**Instruction**. Copy the records word for word, from the start through the line that contains "- empty-line-1: Scan", including that line.

**Supplied information**.
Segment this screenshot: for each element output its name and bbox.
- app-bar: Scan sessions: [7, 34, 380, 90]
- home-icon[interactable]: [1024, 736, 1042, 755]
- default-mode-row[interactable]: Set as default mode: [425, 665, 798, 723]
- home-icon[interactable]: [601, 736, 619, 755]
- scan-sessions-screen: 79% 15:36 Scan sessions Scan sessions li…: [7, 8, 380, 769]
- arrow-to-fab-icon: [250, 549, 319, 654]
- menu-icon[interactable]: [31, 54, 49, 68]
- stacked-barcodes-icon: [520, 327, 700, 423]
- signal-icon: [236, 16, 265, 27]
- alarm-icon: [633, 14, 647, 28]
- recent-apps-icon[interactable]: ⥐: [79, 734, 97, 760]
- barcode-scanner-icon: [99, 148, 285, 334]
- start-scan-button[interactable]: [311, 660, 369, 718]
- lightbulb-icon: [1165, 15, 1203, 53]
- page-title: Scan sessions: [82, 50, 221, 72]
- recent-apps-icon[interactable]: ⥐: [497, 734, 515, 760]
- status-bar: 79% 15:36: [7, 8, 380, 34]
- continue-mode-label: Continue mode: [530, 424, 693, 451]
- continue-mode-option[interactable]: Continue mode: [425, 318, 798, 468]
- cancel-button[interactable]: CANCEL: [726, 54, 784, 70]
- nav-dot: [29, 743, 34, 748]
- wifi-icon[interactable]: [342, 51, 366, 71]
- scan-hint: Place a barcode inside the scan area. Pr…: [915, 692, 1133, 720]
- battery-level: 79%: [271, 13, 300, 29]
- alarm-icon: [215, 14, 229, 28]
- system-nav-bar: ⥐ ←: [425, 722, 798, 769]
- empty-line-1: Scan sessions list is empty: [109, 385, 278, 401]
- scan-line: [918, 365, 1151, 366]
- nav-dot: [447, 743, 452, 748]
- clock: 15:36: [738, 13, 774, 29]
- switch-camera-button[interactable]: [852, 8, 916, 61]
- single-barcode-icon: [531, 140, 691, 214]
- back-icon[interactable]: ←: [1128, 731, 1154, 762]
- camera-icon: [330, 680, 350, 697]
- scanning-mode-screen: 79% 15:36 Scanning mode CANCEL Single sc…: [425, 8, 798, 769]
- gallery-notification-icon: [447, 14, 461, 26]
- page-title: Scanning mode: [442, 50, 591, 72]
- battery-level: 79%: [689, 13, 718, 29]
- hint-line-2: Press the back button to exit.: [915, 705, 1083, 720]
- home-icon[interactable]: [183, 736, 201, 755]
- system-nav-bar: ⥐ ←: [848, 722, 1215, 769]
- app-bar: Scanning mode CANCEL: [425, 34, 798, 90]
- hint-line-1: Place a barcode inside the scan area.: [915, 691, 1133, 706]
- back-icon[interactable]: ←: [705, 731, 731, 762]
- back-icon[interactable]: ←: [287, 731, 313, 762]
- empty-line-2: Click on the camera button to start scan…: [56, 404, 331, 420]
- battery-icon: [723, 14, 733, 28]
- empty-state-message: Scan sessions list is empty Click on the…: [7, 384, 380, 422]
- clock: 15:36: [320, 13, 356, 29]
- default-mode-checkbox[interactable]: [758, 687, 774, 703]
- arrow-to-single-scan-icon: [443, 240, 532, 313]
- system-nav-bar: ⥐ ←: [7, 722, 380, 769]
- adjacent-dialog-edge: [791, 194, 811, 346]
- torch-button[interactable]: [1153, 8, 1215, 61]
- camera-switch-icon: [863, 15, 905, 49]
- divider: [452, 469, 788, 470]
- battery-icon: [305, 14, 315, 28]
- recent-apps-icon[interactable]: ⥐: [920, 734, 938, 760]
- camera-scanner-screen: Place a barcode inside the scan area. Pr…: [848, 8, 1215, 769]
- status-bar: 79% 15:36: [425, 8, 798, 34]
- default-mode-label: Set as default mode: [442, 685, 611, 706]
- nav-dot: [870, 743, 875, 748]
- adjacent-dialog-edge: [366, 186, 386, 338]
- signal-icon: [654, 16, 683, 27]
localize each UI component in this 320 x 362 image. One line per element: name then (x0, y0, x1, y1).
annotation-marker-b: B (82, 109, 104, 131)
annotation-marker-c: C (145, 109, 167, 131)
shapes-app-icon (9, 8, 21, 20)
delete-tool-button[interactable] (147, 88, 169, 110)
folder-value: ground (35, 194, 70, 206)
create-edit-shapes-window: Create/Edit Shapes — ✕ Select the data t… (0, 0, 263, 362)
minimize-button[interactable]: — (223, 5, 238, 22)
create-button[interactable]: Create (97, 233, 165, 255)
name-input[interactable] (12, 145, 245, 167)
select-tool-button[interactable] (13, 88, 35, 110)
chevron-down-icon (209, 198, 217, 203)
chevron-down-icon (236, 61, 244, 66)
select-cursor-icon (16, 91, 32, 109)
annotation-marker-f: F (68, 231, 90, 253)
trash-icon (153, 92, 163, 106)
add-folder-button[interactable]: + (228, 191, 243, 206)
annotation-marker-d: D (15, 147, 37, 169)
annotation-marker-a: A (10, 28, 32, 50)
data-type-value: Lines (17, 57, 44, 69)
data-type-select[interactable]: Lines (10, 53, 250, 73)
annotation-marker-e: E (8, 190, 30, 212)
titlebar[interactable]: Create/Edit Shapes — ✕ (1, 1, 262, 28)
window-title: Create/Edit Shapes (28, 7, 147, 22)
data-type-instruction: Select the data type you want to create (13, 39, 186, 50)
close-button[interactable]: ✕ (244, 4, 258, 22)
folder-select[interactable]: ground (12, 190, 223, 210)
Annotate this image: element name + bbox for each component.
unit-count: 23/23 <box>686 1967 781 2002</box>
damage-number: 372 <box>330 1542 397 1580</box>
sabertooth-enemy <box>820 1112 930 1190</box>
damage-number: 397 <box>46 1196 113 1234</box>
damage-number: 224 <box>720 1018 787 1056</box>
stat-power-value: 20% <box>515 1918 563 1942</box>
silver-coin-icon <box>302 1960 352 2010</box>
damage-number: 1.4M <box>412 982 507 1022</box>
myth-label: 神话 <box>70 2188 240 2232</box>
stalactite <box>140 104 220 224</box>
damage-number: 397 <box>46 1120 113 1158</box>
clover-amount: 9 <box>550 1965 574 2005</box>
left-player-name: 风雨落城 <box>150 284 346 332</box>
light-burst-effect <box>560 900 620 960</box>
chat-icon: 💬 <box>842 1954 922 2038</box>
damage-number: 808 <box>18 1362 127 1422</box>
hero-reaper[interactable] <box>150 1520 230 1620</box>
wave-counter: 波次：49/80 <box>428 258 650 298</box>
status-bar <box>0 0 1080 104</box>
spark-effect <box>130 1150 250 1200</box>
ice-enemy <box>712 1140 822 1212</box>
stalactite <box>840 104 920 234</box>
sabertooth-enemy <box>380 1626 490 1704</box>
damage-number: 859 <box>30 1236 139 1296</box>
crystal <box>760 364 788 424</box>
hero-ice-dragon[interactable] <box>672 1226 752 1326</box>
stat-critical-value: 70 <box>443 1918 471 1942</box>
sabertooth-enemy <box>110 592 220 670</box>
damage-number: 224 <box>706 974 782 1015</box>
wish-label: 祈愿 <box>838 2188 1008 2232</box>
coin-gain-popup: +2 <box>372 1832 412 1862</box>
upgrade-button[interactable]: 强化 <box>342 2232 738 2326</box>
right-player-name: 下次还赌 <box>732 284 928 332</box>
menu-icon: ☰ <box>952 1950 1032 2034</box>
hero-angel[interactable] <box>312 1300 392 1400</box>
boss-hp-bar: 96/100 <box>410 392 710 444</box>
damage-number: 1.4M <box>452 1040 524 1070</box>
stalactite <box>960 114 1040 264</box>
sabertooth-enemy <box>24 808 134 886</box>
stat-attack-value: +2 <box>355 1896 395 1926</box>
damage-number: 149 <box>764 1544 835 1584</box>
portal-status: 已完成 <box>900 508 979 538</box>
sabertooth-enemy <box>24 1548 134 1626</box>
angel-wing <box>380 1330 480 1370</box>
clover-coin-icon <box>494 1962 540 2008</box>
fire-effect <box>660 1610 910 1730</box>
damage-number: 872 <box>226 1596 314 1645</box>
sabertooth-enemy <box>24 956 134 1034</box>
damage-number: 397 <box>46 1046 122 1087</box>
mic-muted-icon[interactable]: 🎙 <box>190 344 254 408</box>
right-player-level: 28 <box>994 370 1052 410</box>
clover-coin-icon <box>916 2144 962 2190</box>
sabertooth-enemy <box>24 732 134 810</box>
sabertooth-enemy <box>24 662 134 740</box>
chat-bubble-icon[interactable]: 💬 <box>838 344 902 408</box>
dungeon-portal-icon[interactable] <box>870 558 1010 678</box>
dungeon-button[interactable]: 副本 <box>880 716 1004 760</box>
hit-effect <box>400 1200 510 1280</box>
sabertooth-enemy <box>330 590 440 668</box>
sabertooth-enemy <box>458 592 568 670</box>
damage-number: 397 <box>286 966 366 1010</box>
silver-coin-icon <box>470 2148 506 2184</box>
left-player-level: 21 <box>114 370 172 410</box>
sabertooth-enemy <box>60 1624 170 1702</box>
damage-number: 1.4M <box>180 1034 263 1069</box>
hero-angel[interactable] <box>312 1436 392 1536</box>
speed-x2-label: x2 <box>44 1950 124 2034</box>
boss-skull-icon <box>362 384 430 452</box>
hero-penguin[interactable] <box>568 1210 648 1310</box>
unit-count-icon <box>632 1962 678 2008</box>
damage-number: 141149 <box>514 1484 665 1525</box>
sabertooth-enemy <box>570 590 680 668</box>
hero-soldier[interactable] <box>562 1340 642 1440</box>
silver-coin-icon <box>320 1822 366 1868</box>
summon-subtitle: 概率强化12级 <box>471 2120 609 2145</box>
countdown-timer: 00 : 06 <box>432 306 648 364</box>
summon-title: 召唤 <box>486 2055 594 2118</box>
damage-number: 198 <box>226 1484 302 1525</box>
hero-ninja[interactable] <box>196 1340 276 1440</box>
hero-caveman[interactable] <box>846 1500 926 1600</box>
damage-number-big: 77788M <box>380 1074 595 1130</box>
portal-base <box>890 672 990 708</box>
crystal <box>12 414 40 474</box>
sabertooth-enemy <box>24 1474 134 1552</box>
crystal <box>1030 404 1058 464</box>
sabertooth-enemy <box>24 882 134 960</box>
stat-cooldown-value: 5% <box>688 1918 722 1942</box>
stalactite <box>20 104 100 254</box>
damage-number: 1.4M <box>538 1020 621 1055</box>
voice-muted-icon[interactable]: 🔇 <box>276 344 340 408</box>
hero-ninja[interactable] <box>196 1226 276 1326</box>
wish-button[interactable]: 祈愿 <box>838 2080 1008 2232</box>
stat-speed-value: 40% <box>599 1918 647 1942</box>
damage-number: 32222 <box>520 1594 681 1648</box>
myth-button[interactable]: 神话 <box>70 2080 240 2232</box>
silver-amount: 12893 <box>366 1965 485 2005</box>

**Exercise result**.
Segment this screenshot: for each element output its name and bbox.
- app-bar: Scan sessions: [7, 34, 380, 90]
- home-icon[interactable]: [1024, 736, 1042, 755]
- default-mode-row[interactable]: Set as default mode: [425, 665, 798, 723]
- home-icon[interactable]: [601, 736, 619, 755]
- scan-sessions-screen: 79% 15:36 Scan sessions Scan sessions li…: [7, 8, 380, 769]
- arrow-to-fab-icon: [250, 549, 319, 654]
- menu-icon[interactable]: [31, 54, 49, 68]
- stacked-barcodes-icon: [520, 327, 700, 423]
- signal-icon: [236, 16, 265, 27]
- alarm-icon: [633, 14, 647, 28]
- recent-apps-icon[interactable]: ⥐: [79, 734, 97, 760]
- barcode-scanner-icon: [99, 148, 285, 334]
- start-scan-button[interactable]: [311, 660, 369, 718]
- lightbulb-icon: [1165, 15, 1203, 53]
- page-title: Scan sessions: [82, 50, 221, 72]
- recent-apps-icon[interactable]: ⥐: [497, 734, 515, 760]
- status-bar: 79% 15:36: [7, 8, 380, 34]
- continue-mode-label: Continue mode: [530, 424, 693, 451]
- continue-mode-option[interactable]: Continue mode: [425, 318, 798, 468]
- cancel-button[interactable]: CANCEL: [726, 54, 784, 70]
- nav-dot: [29, 743, 34, 748]
- wifi-icon[interactable]: [342, 51, 366, 71]
- scan-hint: Place a barcode inside the scan area. Pr…: [915, 692, 1133, 720]
- battery-level: 79%: [271, 13, 300, 29]
- alarm-icon: [215, 14, 229, 28]
- system-nav-bar: ⥐ ←: [425, 722, 798, 769]
- empty-line-1: Scan sessions list is empty: [109, 385, 278, 401]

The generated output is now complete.